> _SHORT TASK_: Repeat the entries that follow verbatim, without any of their pictures.

> _STORED RECORDS_:
════════
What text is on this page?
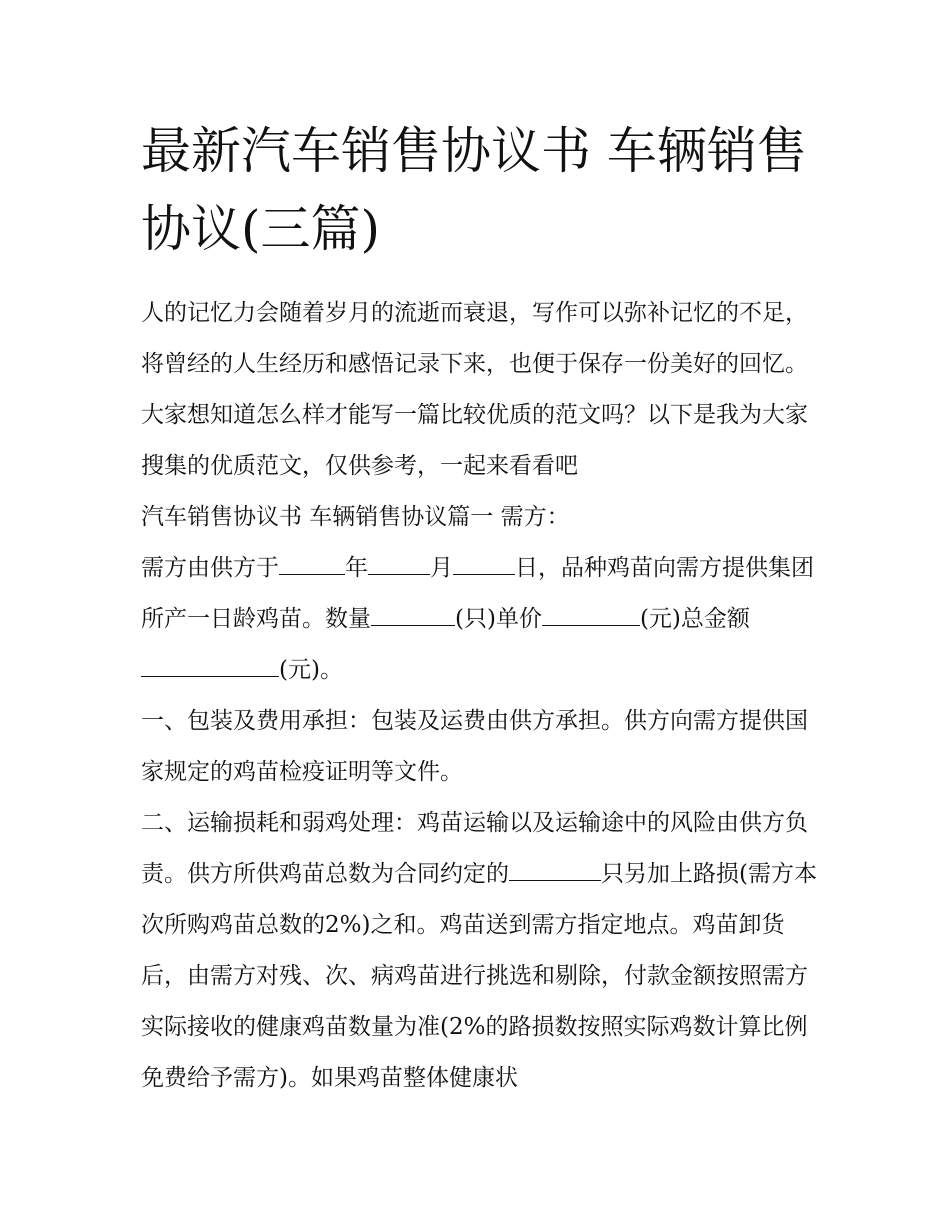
最新汽车销售协议书 车辆销售协议(三篇)

人的记忆力会随着岁月的流逝而衰退，写作可以弥补记忆的不足，将曾经的人生经历和感悟记录下来，也便于保存一份美好的回忆。大家想知道怎么样才能写一篇比较优质的范文吗？以下是我为大家搜集的优质范文，仅供参考，一起来看看吧

汽车销售协议书 车辆销售协议篇一 需方：

需方由供方于	年	月	日，品种鸡苗向需方提供集团所产一日龄鸡苗。数量	(只)单价	(元)总金额(元)。

一、包装及费用承担：包装及运费由供方承担。供方向需方提供国家规定的鸡苗检疫证明等文件。

二、运输损耗和弱鸡处理：鸡苗运输以及运输途中的风险由供方负责。供方所供鸡苗总数为合同约定的	只另加上路损(需方本次所购鸡苗总数的2%)之和。鸡苗送到需方指定地点。鸡苗卸货后，由需方对残、次、病鸡苗进行挑选和剔除，付款金额按照需方实际接收的健康鸡苗数量为准(2%的路损数按照实际鸡数计算比例免费给予需方)。如果鸡苗整体健康状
════════
> _ANSWER TO THIS PROBLEM_:
What text is on this page?
最新汽车销售协议书 车辆销售协议(三篇)

人的记忆力会随着岁月的流逝而衰退，写作可以弥补记忆的不足，将曾经的人生经历和感悟记录下来，也便于保存一份美好的回忆。大家想知道怎么样才能写一篇比较优质的范文吗？以下是我为大家搜集的优质范文，仅供参考，一起来看看吧

汽车销售协议书 车辆销售协议篇一 需方：

需方由供方于	年	月	日，品种鸡苗向需方提供集团所产一日龄鸡苗。数量	(只)单价	(元)总金额(元)。

一、包装及费用承担：包装及运费由供方承担。供方向需方提供国家规定的鸡苗检疫证明等文件。

二、运输损耗和弱鸡处理：鸡苗运输以及运输途中的风险由供方负责。供方所供鸡苗总数为合同约定的	只另加上路损(需方本次所购鸡苗总数的2%)之和。鸡苗送到需方指定地点。鸡苗卸货后，由需方对残、次、病鸡苗进行挑选和剔除，付款金额按照需方实际接收的健康鸡苗数量为准(2%的路损数按照实际鸡数计算比例免费给予需方)。如果鸡苗整体健康状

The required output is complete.